* [TASK BRIEF]: Where the string "Pengembang" occurs in the material below, report the whole line.

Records
# # #

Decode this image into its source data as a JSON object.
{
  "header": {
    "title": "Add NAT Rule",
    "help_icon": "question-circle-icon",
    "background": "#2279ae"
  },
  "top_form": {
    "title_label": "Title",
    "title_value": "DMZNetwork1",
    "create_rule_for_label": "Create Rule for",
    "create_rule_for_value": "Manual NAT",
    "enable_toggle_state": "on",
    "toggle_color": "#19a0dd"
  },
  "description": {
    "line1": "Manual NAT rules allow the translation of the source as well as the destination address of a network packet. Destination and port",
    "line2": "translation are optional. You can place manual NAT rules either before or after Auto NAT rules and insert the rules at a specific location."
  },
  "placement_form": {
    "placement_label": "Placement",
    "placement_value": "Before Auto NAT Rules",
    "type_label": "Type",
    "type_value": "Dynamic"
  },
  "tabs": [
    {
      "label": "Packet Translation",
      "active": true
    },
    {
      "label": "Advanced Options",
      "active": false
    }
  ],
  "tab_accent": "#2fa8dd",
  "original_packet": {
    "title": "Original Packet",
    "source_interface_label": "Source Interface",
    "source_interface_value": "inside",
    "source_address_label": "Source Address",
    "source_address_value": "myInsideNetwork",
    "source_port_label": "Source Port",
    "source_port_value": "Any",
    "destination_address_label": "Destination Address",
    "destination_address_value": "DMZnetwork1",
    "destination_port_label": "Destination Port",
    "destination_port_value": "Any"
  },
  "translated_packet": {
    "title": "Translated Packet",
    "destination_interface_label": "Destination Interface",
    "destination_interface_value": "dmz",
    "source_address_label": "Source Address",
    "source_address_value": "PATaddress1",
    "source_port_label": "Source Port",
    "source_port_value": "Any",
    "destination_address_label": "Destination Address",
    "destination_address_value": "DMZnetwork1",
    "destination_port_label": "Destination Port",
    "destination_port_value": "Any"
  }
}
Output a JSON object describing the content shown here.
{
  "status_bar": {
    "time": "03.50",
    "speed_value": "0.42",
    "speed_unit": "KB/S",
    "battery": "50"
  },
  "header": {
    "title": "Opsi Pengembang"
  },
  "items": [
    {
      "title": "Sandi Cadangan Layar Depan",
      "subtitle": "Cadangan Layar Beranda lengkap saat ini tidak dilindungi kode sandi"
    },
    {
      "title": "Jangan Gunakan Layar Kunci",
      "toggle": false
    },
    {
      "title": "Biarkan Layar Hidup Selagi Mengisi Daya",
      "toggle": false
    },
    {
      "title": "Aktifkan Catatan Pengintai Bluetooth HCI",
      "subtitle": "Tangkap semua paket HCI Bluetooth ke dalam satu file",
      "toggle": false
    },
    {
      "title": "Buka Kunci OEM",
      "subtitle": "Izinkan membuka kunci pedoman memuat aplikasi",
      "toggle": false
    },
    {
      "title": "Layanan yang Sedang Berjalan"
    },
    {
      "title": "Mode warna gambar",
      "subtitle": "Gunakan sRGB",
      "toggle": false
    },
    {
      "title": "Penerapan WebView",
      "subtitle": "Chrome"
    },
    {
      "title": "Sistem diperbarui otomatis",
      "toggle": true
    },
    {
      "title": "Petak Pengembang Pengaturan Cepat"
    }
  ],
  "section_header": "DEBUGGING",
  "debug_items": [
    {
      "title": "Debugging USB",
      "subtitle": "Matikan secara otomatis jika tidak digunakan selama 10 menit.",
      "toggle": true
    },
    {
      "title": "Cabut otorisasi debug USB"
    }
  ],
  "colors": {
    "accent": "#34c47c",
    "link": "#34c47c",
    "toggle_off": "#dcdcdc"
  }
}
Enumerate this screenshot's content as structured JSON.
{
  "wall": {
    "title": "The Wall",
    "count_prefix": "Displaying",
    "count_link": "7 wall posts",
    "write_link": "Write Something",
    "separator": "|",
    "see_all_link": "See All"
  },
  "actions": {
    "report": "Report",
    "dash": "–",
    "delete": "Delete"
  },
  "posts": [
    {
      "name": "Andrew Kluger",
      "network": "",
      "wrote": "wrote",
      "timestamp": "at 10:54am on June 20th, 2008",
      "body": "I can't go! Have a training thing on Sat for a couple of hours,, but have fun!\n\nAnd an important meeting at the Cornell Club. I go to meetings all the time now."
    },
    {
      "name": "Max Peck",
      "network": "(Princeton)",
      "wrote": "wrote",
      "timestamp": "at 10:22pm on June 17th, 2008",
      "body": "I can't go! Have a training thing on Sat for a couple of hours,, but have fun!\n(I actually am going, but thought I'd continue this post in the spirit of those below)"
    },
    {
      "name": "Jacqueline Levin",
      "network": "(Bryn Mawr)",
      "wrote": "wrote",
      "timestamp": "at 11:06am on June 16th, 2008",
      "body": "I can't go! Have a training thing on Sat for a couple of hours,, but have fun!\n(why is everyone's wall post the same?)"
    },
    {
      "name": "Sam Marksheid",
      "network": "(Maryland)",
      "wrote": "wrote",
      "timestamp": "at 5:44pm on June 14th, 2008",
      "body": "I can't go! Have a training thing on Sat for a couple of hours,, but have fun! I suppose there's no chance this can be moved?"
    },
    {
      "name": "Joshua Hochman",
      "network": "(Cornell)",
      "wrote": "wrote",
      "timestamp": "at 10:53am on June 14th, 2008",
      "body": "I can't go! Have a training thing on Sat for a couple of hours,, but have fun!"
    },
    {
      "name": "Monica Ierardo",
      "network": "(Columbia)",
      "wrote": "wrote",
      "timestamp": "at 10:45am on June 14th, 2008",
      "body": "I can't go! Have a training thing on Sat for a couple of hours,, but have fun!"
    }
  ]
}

# # #

* [TASK RESULT]:
    "title": "Opsi Pengembang"
      "title": "Petak Pengembang Pengaturan Cepat"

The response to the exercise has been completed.